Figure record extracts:
**********

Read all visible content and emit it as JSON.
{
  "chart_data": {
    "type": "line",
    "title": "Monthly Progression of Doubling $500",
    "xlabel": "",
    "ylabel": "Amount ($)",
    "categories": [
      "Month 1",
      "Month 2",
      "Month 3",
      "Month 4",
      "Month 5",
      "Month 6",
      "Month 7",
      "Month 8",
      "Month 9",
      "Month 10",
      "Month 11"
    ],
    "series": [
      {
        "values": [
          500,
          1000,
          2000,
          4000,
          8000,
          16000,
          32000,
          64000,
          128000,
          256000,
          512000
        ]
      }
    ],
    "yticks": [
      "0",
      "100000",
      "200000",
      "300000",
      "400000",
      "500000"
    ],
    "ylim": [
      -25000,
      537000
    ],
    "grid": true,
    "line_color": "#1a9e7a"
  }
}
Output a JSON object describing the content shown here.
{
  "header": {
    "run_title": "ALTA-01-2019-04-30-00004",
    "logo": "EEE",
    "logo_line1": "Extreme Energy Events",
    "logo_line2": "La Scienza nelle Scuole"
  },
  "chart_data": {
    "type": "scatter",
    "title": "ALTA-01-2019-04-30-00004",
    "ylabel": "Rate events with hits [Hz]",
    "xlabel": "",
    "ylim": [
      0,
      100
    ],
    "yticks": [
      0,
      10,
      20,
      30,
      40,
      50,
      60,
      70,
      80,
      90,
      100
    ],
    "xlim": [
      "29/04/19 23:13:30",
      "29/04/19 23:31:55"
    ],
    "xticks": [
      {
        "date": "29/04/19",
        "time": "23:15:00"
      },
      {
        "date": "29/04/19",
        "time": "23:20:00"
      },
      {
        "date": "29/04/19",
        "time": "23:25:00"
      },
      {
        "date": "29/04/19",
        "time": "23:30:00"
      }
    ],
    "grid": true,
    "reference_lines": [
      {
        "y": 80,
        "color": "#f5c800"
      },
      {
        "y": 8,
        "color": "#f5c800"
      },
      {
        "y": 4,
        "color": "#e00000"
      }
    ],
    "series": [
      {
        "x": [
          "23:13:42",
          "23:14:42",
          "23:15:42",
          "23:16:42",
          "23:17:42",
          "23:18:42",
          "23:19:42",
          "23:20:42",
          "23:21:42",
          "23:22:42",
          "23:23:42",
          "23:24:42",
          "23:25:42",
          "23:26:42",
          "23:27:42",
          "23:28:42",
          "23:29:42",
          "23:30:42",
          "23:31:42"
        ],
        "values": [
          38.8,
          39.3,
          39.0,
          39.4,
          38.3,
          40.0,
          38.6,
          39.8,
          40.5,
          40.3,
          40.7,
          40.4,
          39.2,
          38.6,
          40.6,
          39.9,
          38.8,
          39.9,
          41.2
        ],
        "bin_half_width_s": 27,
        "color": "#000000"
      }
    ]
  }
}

**********

The exercise: Set down all of the records shown above once more, exactly.

Output below:
Read all visible content and emit it as JSON.
{
  "chart_data": {
    "type": "line",
    "title": "Monthly Progression of Doubling $500",
    "xlabel": "",
    "ylabel": "Amount ($)",
    "categories": [
      "Month 1",
      "Month 2",
      "Month 3",
      "Month 4",
      "Month 5",
      "Month 6",
      "Month 7",
      "Month 8",
      "Month 9",
      "Month 10",
      "Month 11"
    ],
    "series": [
      {
        "values": [
          500,
          1000,
          2000,
          4000,
          8000,
          16000,
          32000,
          64000,
          128000,
          256000,
          512000
        ]
      }
    ],
    "yticks": [
      "0",
      "100000",
      "200000",
      "300000",
      "400000",
      "500000"
    ],
    "ylim": [
      -25000,
      537000
    ],
    "grid": true,
    "line_color": "#1a9e7a"
  }
}
Output a JSON object describing the content shown here.
{
  "header": {
    "run_title": "ALTA-01-2019-04-30-00004",
    "logo": "EEE",
    "logo_line1": "Extreme Energy Events",
    "logo_line2": "La Scienza nelle Scuole"
  },
  "chart_data": {
    "type": "scatter",
    "title": "ALTA-01-2019-04-30-00004",
    "ylabel": "Rate events with hits [Hz]",
    "xlabel": "",
    "ylim": [
      0,
      100
    ],
    "yticks": [
      0,
      10,
      20,
      30,
      40,
      50,
      60,
      70,
      80,
      90,
      100
    ],
    "xlim": [
      "29/04/19 23:13:30",
      "29/04/19 23:31:55"
    ],
    "xticks": [
      {
        "date": "29/04/19",
        "time": "23:15:00"
      },
      {
        "date": "29/04/19",
        "time": "23:20:00"
      },
      {
        "date": "29/04/19",
        "time": "23:25:00"
      },
      {
        "date": "29/04/19",
        "time": "23:30:00"
      }
    ],
    "grid": true,
    "reference_lines": [
      {
        "y": 80,
        "color": "#f5c800"
      },
      {
        "y": 8,
        "color": "#f5c800"
      },
      {
        "y": 4,
        "color": "#e00000"
      }
    ],
    "series": [
      {
        "x": [
          "23:13:42",
          "23:14:42",
          "23:15:42",
          "23:16:42",
          "23:17:42",
          "23:18:42",
          "23:19:42",
          "23:20:42",
          "23:21:42",
          "23:22:42",
          "23:23:42",
          "23:24:42",
          "23:25:42",
          "23:26:42",
          "23:27:42",
          "23:28:42",
          "23:29:42",
          "23:30:42",
          "23:31:42"
        ],
        "values": [
          38.8,
          39.3,
          39.0,
          39.4,
          38.3,
          40.0,
          38.6,
          39.8,
          40.5,
          40.3,
          40.7,
          40.4,
          39.2,
          38.6,
          40.6,
          39.9,
          38.8,
          39.9,
          41.2
        ],
        "bin_half_width_s": 27,
        "color": "#000000"
      }
    ]
  }
}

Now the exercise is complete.